The two port companies have also engaged in high-profile clashes with union workers lately. The Occupy protesters want to support the dock workers, but the union that represents them is distancing itself from Monday's marches.

Several hundred people began picketing at the Port of Oakland in California before dawn and blocked some trucks from going inside. No major clashes with police were reported. Occupy protesters successfully shut down the port in November.

In Southern California, as many as 400 demonstrators gathered with plans to march on the Port of Long Beach— specifically, a dock facility owned by SSA Marine.

About 300 people gathered in Portland, Oregon, and Kari Koch, organizer with Shut Down the Ports Working Group of Occupy Portland, said she expected hundreds more to picket the nearby port. Police arrested three people and seized a gun and sword from people who said they were on the way to the demonstration.

Occupy groups also planned blockades in Seattle and Tacoma, Washington, and Vancouver, British Columbia.

The Port of Oakland has appealed to city residents not to join the blockade, which they said could hurt the port's standing among customers and cost local jobs.

"The port is going to do all that it can to keep operations going. Our businesses need to hear that. Our workers need to know that," said Port of Oakland spokesman Isaac Kos-Read.

Protesters said police violence against blockades in any city will trigger an extension of blockades in other cities as a show of resolve.

Organizers of the port demonstrations said they hope to draw thousands to stand in solidarity with longshoremen and port truckers they said are being exploited.

However, the president of the International Longshore and Warehouse Union, which represents many thousands of longshoremen up and down the West Coast, suggested in a letter to members that protesters were attempting to co-opt the union's cause to advance their own agenda.

Shutdown supporters said they're not asking longshoremen to organize a work stoppage in violation of their contract but simply are asking them to exercise their free speech rights and stay off the job, in keeping with the union's historic tradition of activism.

If protesters muster large enough numbers to block port entrances, arbitrators could declare unsafe working conditions, which would allow port workers to stay home.

Organized labor appears divided over the port shutdown effort. In Oakland, which saw strong union support for the Nov. 2 general strike that culminated in the closing of the port, the city's teachers union is backing Monday's action, while the county's construction workers have come out against the shutdown, saying the port has provided jobs to many unemployed workers and apprentices.

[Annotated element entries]
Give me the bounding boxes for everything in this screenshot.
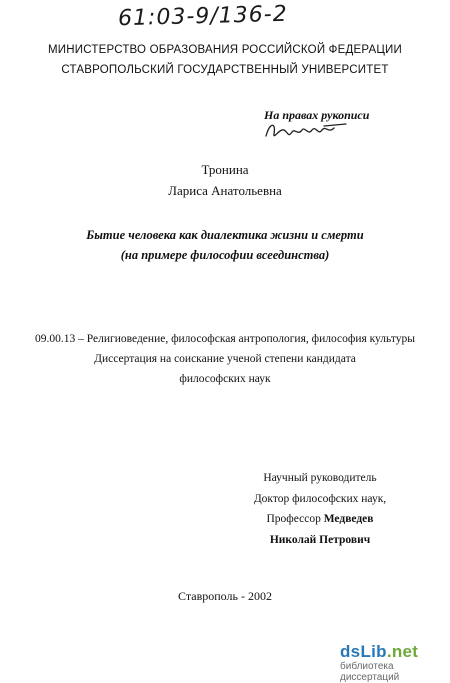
supervisor-given-names: Николай Петрович bbox=[269, 534, 371, 546]
degree-field: философских наук bbox=[179, 373, 271, 385]
dissertation-title: Бытие человека как диалектика жизни и смерти bbox=[86, 228, 364, 242]
supervisor-title bbox=[0, 513, 450, 525]
dissertation-subtitle: (на примере философии всеединства) bbox=[120, 248, 330, 262]
author-given-names: Лариса Анатольевна bbox=[168, 183, 282, 198]
archive-code: 61:03-9/136-2 bbox=[117, 1, 288, 32]
watermark-logo-main: dsLib bbox=[340, 642, 387, 661]
specialty-code: 09.00.13 – Религиоведение, философская антропология, философия культуры bbox=[35, 333, 415, 345]
place-and-year: Ставрополь - 2002 bbox=[178, 589, 272, 603]
author-surname: Тронина bbox=[201, 162, 249, 177]
supervisor-title-prefix: Профессор bbox=[266, 513, 324, 525]
supervisor-role: Научный руководитель bbox=[263, 472, 377, 484]
supervisor-degree: Доктор философских наук, bbox=[253, 493, 387, 505]
ministry-header: МИНИСТЕРСТВО ОБРАЗОВАНИЯ РОССИЙСКОЙ ФЕДЕРАЦИИ bbox=[48, 44, 402, 56]
watermark-logo bbox=[340, 642, 450, 662]
degree-sought: Диссертация на соискание ученой степени кандидата bbox=[94, 353, 356, 365]
watermark-tagline: библиотека диссертаций bbox=[340, 661, 400, 683]
rights-note: На правах рукописи bbox=[264, 108, 370, 122]
supervisor-surname: Медведев bbox=[323, 513, 374, 525]
university-header: СТАВРОПОЛЬСКИЙ ГОСУДАРСТВЕННЫЙ УНИВЕРСИТЕТ bbox=[61, 64, 389, 76]
signature-image bbox=[262, 116, 352, 144]
dslib-watermark bbox=[340, 642, 450, 683]
watermark-logo-tld: .net bbox=[386, 642, 419, 661]
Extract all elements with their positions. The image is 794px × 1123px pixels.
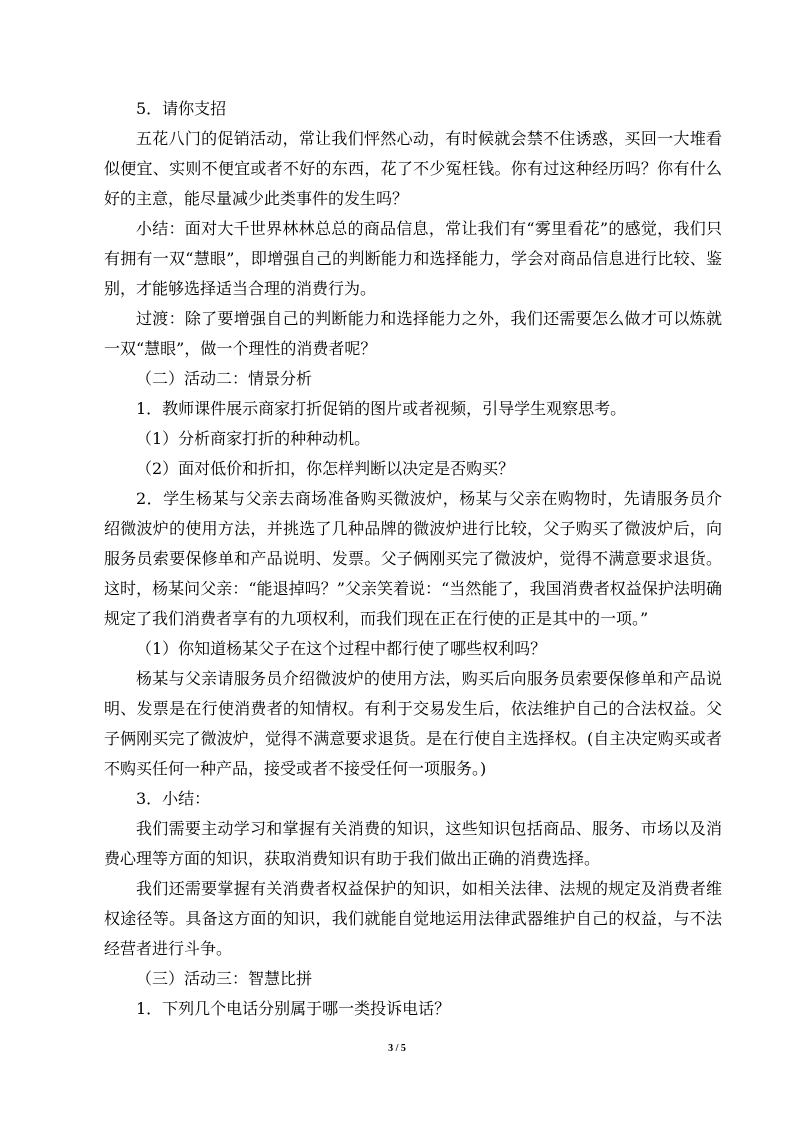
paragraph-summary-1: 小结：面对大千世界林林总总的商品信息，常让我们有“雾里看花”的感觉，我们只有拥有一双“慧眼”，即增强自己的判断能力和选择能力，学会对商品信息进行比较、鉴别，才能够选择适当合理的消费行为。 xyxy=(104,219,722,298)
list-item-3-summary: 3．小结： xyxy=(136,789,211,808)
list-item-1-phones: 1．下列几个电话分别属于哪一类投诉电话？ xyxy=(136,999,451,1018)
sub-item-2-judge: （2）面对低价和折扣，你怎样判断以决定是否购买？ xyxy=(136,459,515,478)
sub-item-1-motives: （1）分析商家打折的种种动机。 xyxy=(136,429,371,448)
paragraph-rights-protection: 我们还需要掌握有关消费者权益保护的知识，如相关法律、法规的规定及消费者维权途径等。具备这方面的知识，我们就能自觉地运用法律武器维护自己的权益，与不法经营者进行斗争。 xyxy=(104,879,722,958)
paragraph-promotion: 五花八门的促销活动，常让我们怦然心动，有时候就会禁不住诱惑，买回一大堆看似便宜、实则不便宜或者不好的东西，花了不少冤枉钱。你有过这种经历吗？你有什么好的主意，能尽量减少此类事件的发生吗？ xyxy=(104,129,722,208)
heading-activity-2: （二）活动二：情景分析 xyxy=(136,369,313,388)
paragraph-answer: 杨某与父亲请服务员介绍微波炉的使用方法，购买后向服务员索要保修单和产品说明、发票是在行使消费者的知情权。有利于交易发生后，依法维护自己的合法权益。父子俩刚买完了微波炉，觉得不满意要求退货。是在行使自主选择权。(自主决定购买或者不购买任何一种产品，接受或者不接受任何一项服务。) xyxy=(104,669,722,778)
document-body xyxy=(104,94,722,1024)
list-item-1-teacher: 1．教师课件展示商家打折促销的图片或者视频，引导学生观察思考。 xyxy=(136,399,627,418)
paragraph-knowledge: 我们需要主动学习和掌握有关消费的知识，这些知识包括商品、服务、市场以及消费心理等方面的知识，获取消费知识有助于我们做出正确的消费选择。 xyxy=(104,819,722,868)
paragraph-transition: 过渡：除了要增强自己的判断能力和选择能力之外，我们还需要怎么做才可以炼就一双“慧眼”，做一个理性的消费者呢？ xyxy=(104,309,722,358)
page-number: 3 / 5 xyxy=(388,1043,406,1054)
heading-5-suggest: 5．请你支招 xyxy=(136,99,227,118)
list-item-2-scenario: 2．学生杨某与父亲去商场准备购买微波炉，杨某与父亲在购物时，先请服务员介绍微波炉的使用方法，并挑选了几种品牌的微波炉进行比较，父子购买了微波炉后，向服务员索要保修单和产品说明、发票。父子俩刚买完了微波炉，觉得不满意要求退货。这时，杨某问父亲：“能退掉吗？”父亲笑着说：“当然能了，我国消费者权益保护法明确规定了我们消费者享有的九项权利，而我们现在正在行使的正是其中的一项。” xyxy=(104,489,722,628)
sub-item-1-rights: （1）你知道杨某父子在这个过程中都行使了哪些权利吗？ xyxy=(136,639,547,658)
heading-activity-3: （三）活动三：智慧比拼 xyxy=(136,969,313,988)
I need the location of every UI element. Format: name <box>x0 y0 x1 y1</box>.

#### Exercise objective:
Translate this sentence from the port protest article into Spanish: "Occupy groups also planned blockades in Seattle and Tacoma, Washington, and Vancouver, British Columbia."

#### Task result:
Los grupos de Occupy también planearon bloqueos en Seattle y Tacoma, Washington, y en Vancouver, Columbia Británica.